● **Stated task**
Make an exact copy of the entries below with the pictures removed.

● **Supplied records**
* Start *
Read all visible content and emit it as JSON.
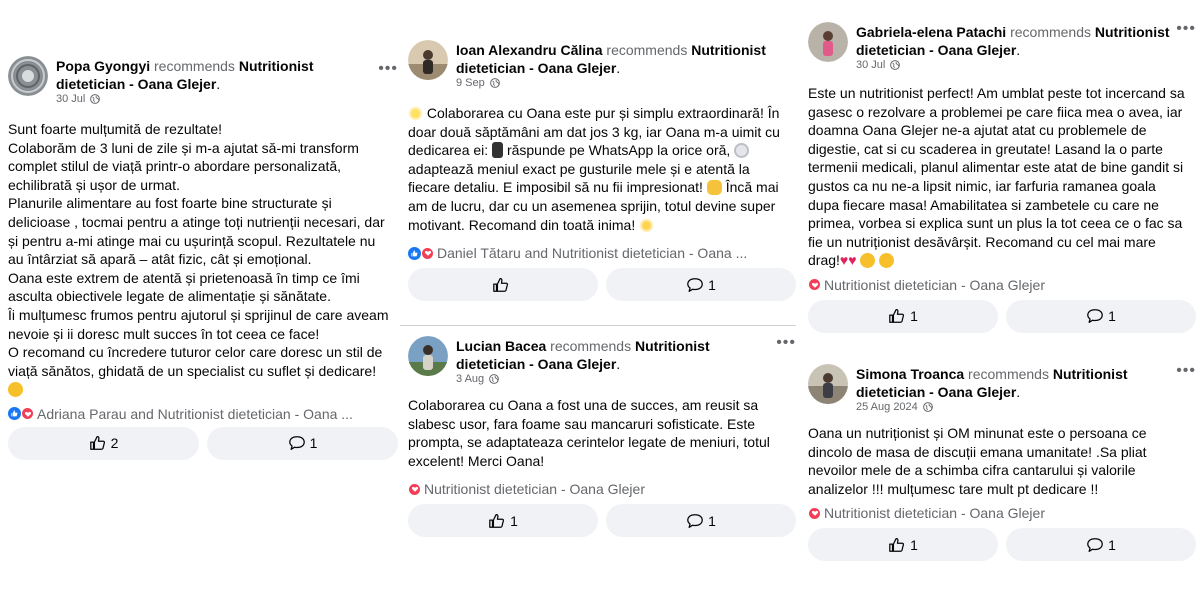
{
  "reviews": [
    {
      "author": "Popa Gyongyi",
      "recommends": "recommends",
      "page": "Nutritionist dietetician - Oana Glejer",
      "date": "30 Jul",
      "lines": [
        "Sunt foarte mulțumită de rezultate!",
        "Colaborăm de 3 luni de zile și m-a ajutat să-mi transform complet stilul de viață printr-o abordare personalizată, echilibrată și ușor de urmat.",
        "Planurile alimentare au fost foarte bine structurate și delicioase , tocmai pentru a atinge toți nutrienții necesari, dar și pentru a-mi atinge mai cu ușurință scopul.  Rezultatele nu au întârziat să apară – atât fizic, cât și emoțional.",
        "Oana este extrem de atentă și prietenoasă în timp ce îmi asculta obiectivele legate de alimentație și sănătate.",
        "Îi mulțumesc frumos pentru ajutorul și sprijinul de care aveam nevoie și ii doresc mult succes în tot ceea ce face!",
        "O recomand cu încredere tuturor celor care doresc un stil de viață sănătos, ghidată de un specialist cu suflet și dedicare!"
      ],
      "reactions_text": "Adriana Parau and Nutritionist dietetician - Oana ...",
      "like_count": "2",
      "comment_count": "1"
    },
    {
      "author": "Ioan Alexandru Călina",
      "recommends": "recommends",
      "page": "Nutritionist dietetician - Oana Glejer",
      "date": "9 Sep",
      "text_parts": [
        "Colaborarea cu Oana este pur și simplu extraordinară! În doar două săptămâni am dat jos 3 kg, iar Oana m-a uimit cu dedicarea ei: ",
        " răspunde pe WhatsApp la orice oră, ",
        " adaptează meniul exact pe gusturile mele și e atentă la fiecare detaliu. E imposibil să nu fii impresionat! ",
        " Încă mai am de lucru, dar cu un asemenea sprijin, totul devine super motivant. Recomand din toată inima! "
      ],
      "reactions_text": "Daniel Tătaru and Nutritionist dietetician - Oana ...",
      "like_count": "",
      "comment_count": "1"
    },
    {
      "author": "Lucian Bacea",
      "recommends": "recommends",
      "page": "Nutritionist dietetician - Oana Glejer",
      "date": "3 Aug",
      "text": "Colaborarea cu Oana a fost una de succes, am reusit sa slabesc usor, fara foame sau mancaruri sofisticate. Este prompta, se adaptateaza cerintelor legate de meniuri, totul excelent! Merci Oana!",
      "reactions_text": "Nutritionist dietetician - Oana Glejer",
      "like_count": "1",
      "comment_count": "1"
    },
    {
      "author": "Gabriela-elena Patachi",
      "recommends": "recommends",
      "page": "Nutritionist dietetician - Oana Glejer",
      "date": "30 Jul",
      "text": "Este un nutritionist perfect! Am umblat peste tot incercand sa gasesc o rezolvare a problemei pe care fiica mea o avea, iar doamna Oana Glejer ne-a ajutat atat cu problemele de digestie, cat si cu scaderea in greutate! Lasand la o parte termenii medicali, planul alimentar este atat de bine gandit si gustos ca nu ne-a lipsit nimic, iar farfuria ramanea goala dupa fiecare masa! Amabilitatea si zambetele cu care ne primea, vorbea si explica sunt un plus la tot ceea ce o fac sa fie un nutriționist desăvârșit. Recomand cu cel mai mare drag!",
      "reactions_text": "Nutritionist dietetician - Oana Glejer",
      "like_count": "1",
      "comment_count": "1"
    },
    {
      "author": "Simona Troanca",
      "recommends": "recommends",
      "page": "Nutritionist dietetician - Oana Glejer",
      "date": "25 Aug 2024",
      "text": "Oana un nutriționist și OM minunat este o persoana ce dincolo de masa de discuții emana umanitate! .Sa pliat nevoilor mele de a schimba cifra cantarului și valorile analizelor !!! mulțumesc tare mult pt dedicare !!",
      "reactions_text": "Nutritionist dietetician - Oana Glejer",
      "like_count": "1",
      "comment_count": "1"
    }
  ],
  "colors": {
    "like_blue": "#1877f2",
    "love_red": "#f33e58",
    "secondary_text": "#65676b",
    "button_bg": "#f0f2f5"
  },
  "icons": [
    "more-icon",
    "globe-icon",
    "like-icon",
    "comment-icon",
    "like-reaction-icon",
    "love-reaction-icon"
  ]
}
* End *
● **Response to the exercise**
Read all visible content and emit it as JSON.
{
  "reviews": [
    {
      "author": "Popa Gyongyi",
      "recommends": "recommends",
      "page": "Nutritionist dietetician - Oana Glejer",
      "date": "30 Jul",
      "lines": [
        "Sunt foarte mulțumită de rezultate!",
        "Colaborăm de 3 luni de zile și m-a ajutat să-mi transform complet stilul de viață printr-o abordare personalizată, echilibrată și ușor de urmat.",
        "Planurile alimentare au fost foarte bine structurate și delicioase , tocmai pentru a atinge toți nutrienții necesari, dar și pentru a-mi atinge mai cu ușurință scopul.  Rezultatele nu au întârziat să apară – atât fizic, cât și emoțional.",
        "Oana este extrem de atentă și prietenoasă în timp ce îmi asculta obiectivele legate de alimentație și sănătate.",
        "Îi mulțumesc frumos pentru ajutorul și sprijinul de care aveam nevoie și ii doresc mult succes în tot ceea ce face!",
        "O recomand cu încredere tuturor celor care doresc un stil de viață sănătos, ghidată de un specialist cu suflet și dedicare!"
      ],
      "reactions_text": "Adriana Parau and Nutritionist dietetician - Oana ...",
      "like_count": "2",
      "comment_count": "1"
    },
    {
      "author": "Ioan Alexandru Călina",
      "recommends": "recommends",
      "page": "Nutritionist dietetician - Oana Glejer",
      "date": "9 Sep",
      "text_parts": [
        "Colaborarea cu Oana este pur și simplu extraordinară! În doar două săptămâni am dat jos 3 kg, iar Oana m-a uimit cu dedicarea ei: ",
        " răspunde pe WhatsApp la orice oră, ",
        " adaptează meniul exact pe gusturile mele și e atentă la fiecare detaliu. E imposibil să nu fii impresionat! ",
        " Încă mai am de lucru, dar cu un asemenea sprijin, totul devine super motivant. Recomand din toată inima! "
      ],
      "reactions_text": "Daniel Tătaru and Nutritionist dietetician - Oana ...",
      "like_count": "",
      "comment_count": "1"
    },
    {
      "author": "Lucian Bacea",
      "recommends": "recommends",
      "page": "Nutritionist dietetician - Oana Glejer",
      "date": "3 Aug",
      "text": "Colaborarea cu Oana a fost una de succes, am reusit sa slabesc usor, fara foame sau mancaruri sofisticate. Este prompta, se adaptateaza cerintelor legate de meniuri, totul excelent! Merci Oana!",
      "reactions_text": "Nutritionist dietetician - Oana Glejer",
      "like_count": "1",
      "comment_count": "1"
    },
    {
      "author": "Gabriela-elena Patachi",
      "recommends": "recommends",
      "page": "Nutritionist dietetician - Oana Glejer",
      "date": "30 Jul",
      "text": "Este un nutritionist perfect! Am umblat peste tot incercand sa gasesc o rezolvare a problemei pe care fiica mea o avea, iar doamna Oana Glejer ne-a ajutat atat cu problemele de digestie, cat si cu scaderea in greutate! Lasand la o parte termenii medicali, planul alimentar este atat de bine gandit si gustos ca nu ne-a lipsit nimic, iar farfuria ramanea goala dupa fiecare masa! Amabilitatea si zambetele cu care ne primea, vorbea si explica sunt un plus la tot ceea ce o fac sa fie un nutriționist desăvârșit. Recomand cu cel mai mare drag!",
      "reactions_text": "Nutritionist dietetician - Oana Glejer",
      "like_count": "1",
      "comment_count": "1"
    },
    {
      "author": "Simona Troanca",
      "recommends": "recommends",
      "page": "Nutritionist dietetician - Oana Glejer",
      "date": "25 Aug 2024",
      "text": "Oana un nutriționist și OM minunat este o persoana ce dincolo de masa de discuții emana umanitate! .Sa pliat nevoilor mele de a schimba cifra cantarului și valorile analizelor !!! mulțumesc tare mult pt dedicare !!",
      "reactions_text": "Nutritionist dietetician - Oana Glejer",
      "like_count": "1",
      "comment_count": "1"
    }
  ],
  "colors": {
    "like_blue": "#1877f2",
    "love_red": "#f33e58",
    "secondary_text": "#65676b",
    "button_bg": "#f0f2f5"
  },
  "icons": [
    "more-icon",
    "globe-icon",
    "like-icon",
    "comment-icon",
    "like-reaction-icon",
    "love-reaction-icon"
  ]
}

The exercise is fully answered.